__Set exercise__:
Each entry has to be copied exactly, with nothing missed.
## Begin
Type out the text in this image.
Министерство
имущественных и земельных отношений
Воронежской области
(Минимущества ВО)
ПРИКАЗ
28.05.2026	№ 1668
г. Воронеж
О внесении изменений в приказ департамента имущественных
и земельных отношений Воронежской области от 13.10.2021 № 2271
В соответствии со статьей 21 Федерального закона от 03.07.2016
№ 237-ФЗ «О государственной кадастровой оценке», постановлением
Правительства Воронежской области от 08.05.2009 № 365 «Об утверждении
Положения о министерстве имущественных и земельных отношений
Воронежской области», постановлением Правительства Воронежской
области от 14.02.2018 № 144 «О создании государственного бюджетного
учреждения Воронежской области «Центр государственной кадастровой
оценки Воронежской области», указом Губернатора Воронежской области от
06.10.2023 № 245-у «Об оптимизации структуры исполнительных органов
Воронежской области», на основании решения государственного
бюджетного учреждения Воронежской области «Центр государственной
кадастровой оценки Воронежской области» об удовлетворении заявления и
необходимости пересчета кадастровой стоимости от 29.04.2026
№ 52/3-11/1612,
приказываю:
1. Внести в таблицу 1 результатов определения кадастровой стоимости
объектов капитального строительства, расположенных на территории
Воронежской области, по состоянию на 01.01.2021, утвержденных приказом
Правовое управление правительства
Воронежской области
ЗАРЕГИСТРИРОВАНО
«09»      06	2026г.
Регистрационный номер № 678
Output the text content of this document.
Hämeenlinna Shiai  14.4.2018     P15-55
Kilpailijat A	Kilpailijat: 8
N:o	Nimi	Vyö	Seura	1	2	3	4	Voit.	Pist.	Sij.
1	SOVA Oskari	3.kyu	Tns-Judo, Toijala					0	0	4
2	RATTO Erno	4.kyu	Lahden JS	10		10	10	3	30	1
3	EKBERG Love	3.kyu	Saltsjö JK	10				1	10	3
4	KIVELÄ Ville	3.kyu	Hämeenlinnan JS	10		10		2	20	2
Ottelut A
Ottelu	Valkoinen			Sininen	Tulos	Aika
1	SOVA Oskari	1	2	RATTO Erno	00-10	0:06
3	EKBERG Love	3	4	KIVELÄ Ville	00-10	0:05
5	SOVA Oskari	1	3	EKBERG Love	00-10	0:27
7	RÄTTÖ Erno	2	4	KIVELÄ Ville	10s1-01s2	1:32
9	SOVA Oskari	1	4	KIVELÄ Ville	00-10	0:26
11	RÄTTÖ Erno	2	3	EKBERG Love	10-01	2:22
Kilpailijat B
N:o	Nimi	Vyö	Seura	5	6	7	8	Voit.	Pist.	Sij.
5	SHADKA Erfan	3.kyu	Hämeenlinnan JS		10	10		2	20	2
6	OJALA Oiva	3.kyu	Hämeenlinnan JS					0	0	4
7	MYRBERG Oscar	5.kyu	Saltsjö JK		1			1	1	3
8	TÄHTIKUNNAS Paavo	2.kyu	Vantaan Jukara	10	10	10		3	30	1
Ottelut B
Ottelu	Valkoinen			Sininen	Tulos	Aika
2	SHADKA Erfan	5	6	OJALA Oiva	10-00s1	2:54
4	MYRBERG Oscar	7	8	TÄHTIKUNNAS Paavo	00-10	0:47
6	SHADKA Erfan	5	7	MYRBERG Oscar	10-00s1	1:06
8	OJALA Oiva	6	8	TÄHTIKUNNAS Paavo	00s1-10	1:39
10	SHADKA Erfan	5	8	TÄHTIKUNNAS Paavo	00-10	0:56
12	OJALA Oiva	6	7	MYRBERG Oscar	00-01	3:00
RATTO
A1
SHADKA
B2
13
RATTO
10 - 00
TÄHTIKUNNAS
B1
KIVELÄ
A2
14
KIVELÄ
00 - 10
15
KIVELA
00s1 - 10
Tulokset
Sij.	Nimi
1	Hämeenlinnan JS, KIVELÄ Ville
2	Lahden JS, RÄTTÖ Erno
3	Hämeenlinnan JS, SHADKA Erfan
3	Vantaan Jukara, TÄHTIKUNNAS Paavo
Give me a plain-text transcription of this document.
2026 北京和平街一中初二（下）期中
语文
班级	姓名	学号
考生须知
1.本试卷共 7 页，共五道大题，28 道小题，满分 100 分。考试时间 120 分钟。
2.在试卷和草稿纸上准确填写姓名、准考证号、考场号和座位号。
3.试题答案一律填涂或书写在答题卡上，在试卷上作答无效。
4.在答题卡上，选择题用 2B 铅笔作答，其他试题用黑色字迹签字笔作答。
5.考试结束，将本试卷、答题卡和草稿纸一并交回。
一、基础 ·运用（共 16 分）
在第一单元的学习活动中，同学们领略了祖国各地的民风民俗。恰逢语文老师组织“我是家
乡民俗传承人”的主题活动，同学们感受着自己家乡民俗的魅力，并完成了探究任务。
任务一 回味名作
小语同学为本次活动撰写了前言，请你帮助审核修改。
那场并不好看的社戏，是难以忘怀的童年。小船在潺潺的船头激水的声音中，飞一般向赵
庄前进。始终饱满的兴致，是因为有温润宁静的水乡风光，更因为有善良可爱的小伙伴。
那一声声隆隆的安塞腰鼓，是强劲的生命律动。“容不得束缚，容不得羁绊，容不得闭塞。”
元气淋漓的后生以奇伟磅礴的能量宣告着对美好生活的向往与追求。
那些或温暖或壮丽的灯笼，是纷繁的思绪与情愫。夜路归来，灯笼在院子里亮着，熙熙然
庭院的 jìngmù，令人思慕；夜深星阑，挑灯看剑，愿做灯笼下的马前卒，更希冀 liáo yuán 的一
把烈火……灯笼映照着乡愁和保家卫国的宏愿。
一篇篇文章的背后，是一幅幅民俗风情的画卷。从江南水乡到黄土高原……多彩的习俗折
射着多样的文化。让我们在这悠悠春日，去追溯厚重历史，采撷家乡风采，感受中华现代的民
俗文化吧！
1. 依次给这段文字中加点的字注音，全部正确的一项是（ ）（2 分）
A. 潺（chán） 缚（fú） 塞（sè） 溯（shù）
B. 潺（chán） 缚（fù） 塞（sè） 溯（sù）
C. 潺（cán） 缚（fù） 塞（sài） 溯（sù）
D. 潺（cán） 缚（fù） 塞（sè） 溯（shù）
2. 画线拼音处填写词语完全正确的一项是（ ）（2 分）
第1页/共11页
## End
__Correct output__:
Type out the text in this image.
Министерство
имущественных и земельных отношений
Воронежской области
(Минимущества ВО)
ПРИКАЗ
28.05.2026	№ 1668
г. Воронеж
О внесении изменений в приказ департамента имущественных
и земельных отношений Воронежской области от 13.10.2021 № 2271
В соответствии со статьей 21 Федерального закона от 03.07.2016
№ 237-ФЗ «О государственной кадастровой оценке», постановлением
Правительства Воронежской области от 08.05.2009 № 365 «Об утверждении
Положения о министерстве имущественных и земельных отношений
Воронежской области», постановлением Правительства Воронежской
области от 14.02.2018 № 144 «О создании государственного бюджетного
учреждения Воронежской области «Центр государственной кадастровой
оценки Воронежской области», указом Губернатора Воронежской области от
06.10.2023 № 245-у «Об оптимизации структуры исполнительных органов
Воронежской области», на основании решения государственного
бюджетного учреждения Воронежской области «Центр государственной
кадастровой оценки Воронежской области» об удовлетворении заявления и
необходимости пересчета кадастровой стоимости от 29.04.2026
№ 52/3-11/1612,
приказываю:
1. Внести в таблицу 1 результатов определения кадастровой стоимости
объектов капитального строительства, расположенных на территории
Воронежской области, по состоянию на 01.01.2021, утвержденных приказом
Правовое управление правительства
Воронежской области
ЗАРЕГИСТРИРОВАНО
«09»      06	2026г.
Регистрационный номер № 678
Output the text content of this document.
Hämeenlinna Shiai  14.4.2018     P15-55
Kilpailijat A	Kilpailijat: 8
N:o	Nimi	Vyö	Seura	1	2	3	4	Voit.	Pist.	Sij.
1	SOVA Oskari	3.kyu	Tns-Judo, Toijala					0	0	4
2	RATTO Erno	4.kyu	Lahden JS	10		10	10	3	30	1
3	EKBERG Love	3.kyu	Saltsjö JK	10				1	10	3
4	KIVELÄ Ville	3.kyu	Hämeenlinnan JS	10		10		2	20	2
Ottelut A
Ottelu	Valkoinen			Sininen	Tulos	Aika
1	SOVA Oskari	1	2	RATTO Erno	00-10	0:06
3	EKBERG Love	3	4	KIVELÄ Ville	00-10	0:05
5	SOVA Oskari	1	3	EKBERG Love	00-10	0:27
7	RÄTTÖ Erno	2	4	KIVELÄ Ville	10s1-01s2	1:32
9	SOVA Oskari	1	4	KIVELÄ Ville	00-10	0:26
11	RÄTTÖ Erno	2	3	EKBERG Love	10-01	2:22
Kilpailijat B
N:o	Nimi	Vyö	Seura	5	6	7	8	Voit.	Pist.	Sij.
5	SHADKA Erfan	3.kyu	Hämeenlinnan JS		10	10		2	20	2
6	OJALA Oiva	3.kyu	Hämeenlinnan JS					0	0	4
7	MYRBERG Oscar	5.kyu	Saltsjö JK		1			1	1	3
8	TÄHTIKUNNAS Paavo	2.kyu	Vantaan Jukara	10	10	10		3	30	1
Ottelut B
Ottelu	Valkoinen			Sininen	Tulos	Aika
2	SHADKA Erfan	5	6	OJALA Oiva	10-00s1	2:54
4	MYRBERG Oscar	7	8	TÄHTIKUNNAS Paavo	00-10	0:47
6	SHADKA Erfan	5	7	MYRBERG Oscar	10-00s1	1:06
8	OJALA Oiva	6	8	TÄHTIKUNNAS Paavo	00s1-10	1:39
10	SHADKA Erfan	5	8	TÄHTIKUNNAS Paavo	00-10	0:56
12	OJALA Oiva	6	7	MYRBERG Oscar	00-01	3:00
RATTO
A1
SHADKA
B2
13
RATTO
10 - 00
TÄHTIKUNNAS
B1
KIVELÄ
A2
14
KIVELÄ
00 - 10
15
KIVELA
00s1 - 10
Tulokset
Sij.	Nimi
1	Hämeenlinnan JS, KIVELÄ Ville
2	Lahden JS, RÄTTÖ Erno
3	Hämeenlinnan JS, SHADKA Erfan
3	Vantaan Jukara, TÄHTIKUNNAS Paavo
Give me a plain-text transcription of this document.
2026 北京和平街一中初二（下）期中
语文
班级	姓名	学号
考生须知
1.本试卷共 7 页，共五道大题，28 道小题，满分 100 分。考试时间 120 分钟。
2.在试卷和草稿纸上准确填写姓名、准考证号、考场号和座位号。
3.试题答案一律填涂或书写在答题卡上，在试卷上作答无效。
4.在答题卡上，选择题用 2B 铅笔作答，其他试题用黑色字迹签字笔作答。
5.考试结束，将本试卷、答题卡和草稿纸一并交回。
一、基础 ·运用（共 16 分）
在第一单元的学习活动中，同学们领略了祖国各地的民风民俗。恰逢语文老师组织“我是家
乡民俗传承人”的主题活动，同学们感受着自己家乡民俗的魅力，并完成了探究任务。
任务一 回味名作
小语同学为本次活动撰写了前言，请你帮助审核修改。
那场并不好看的社戏，是难以忘怀的童年。小船在潺潺的船头激水的声音中，飞一般向赵
庄前进。始终饱满的兴致，是因为有温润宁静的水乡风光，更因为有善良可爱的小伙伴。
那一声声隆隆的安塞腰鼓，是强劲的生命律动。“容不得束缚，容不得羁绊，容不得闭塞。”
元气淋漓的后生以奇伟磅礴的能量宣告着对美好生活的向往与追求。
那些或温暖或壮丽的灯笼，是纷繁的思绪与情愫。夜路归来，灯笼在院子里亮着，熙熙然
庭院的 jìngmù，令人思慕；夜深星阑，挑灯看剑，愿做灯笼下的马前卒，更希冀 liáo yuán 的一
把烈火……灯笼映照着乡愁和保家卫国的宏愿。
一篇篇文章的背后，是一幅幅民俗风情的画卷。从江南水乡到黄土高原……多彩的习俗折
射着多样的文化。让我们在这悠悠春日，去追溯厚重历史，采撷家乡风采，感受中华现代的民
俗文化吧！
1. 依次给这段文字中加点的字注音，全部正确的一项是（ ）（2 分）
A. 潺（chán） 缚（fú） 塞（sè） 溯（shù）
B. 潺（chán） 缚（fù） 塞（sè） 溯（sù）
C. 潺（cán） 缚（fù） 塞（sài） 溯（sù）
D. 潺（cán） 缚（fù） 塞（sè） 溯（shù）
2. 画线拼音处填写词语完全正确的一项是（ ）（2 分）
第1页/共11页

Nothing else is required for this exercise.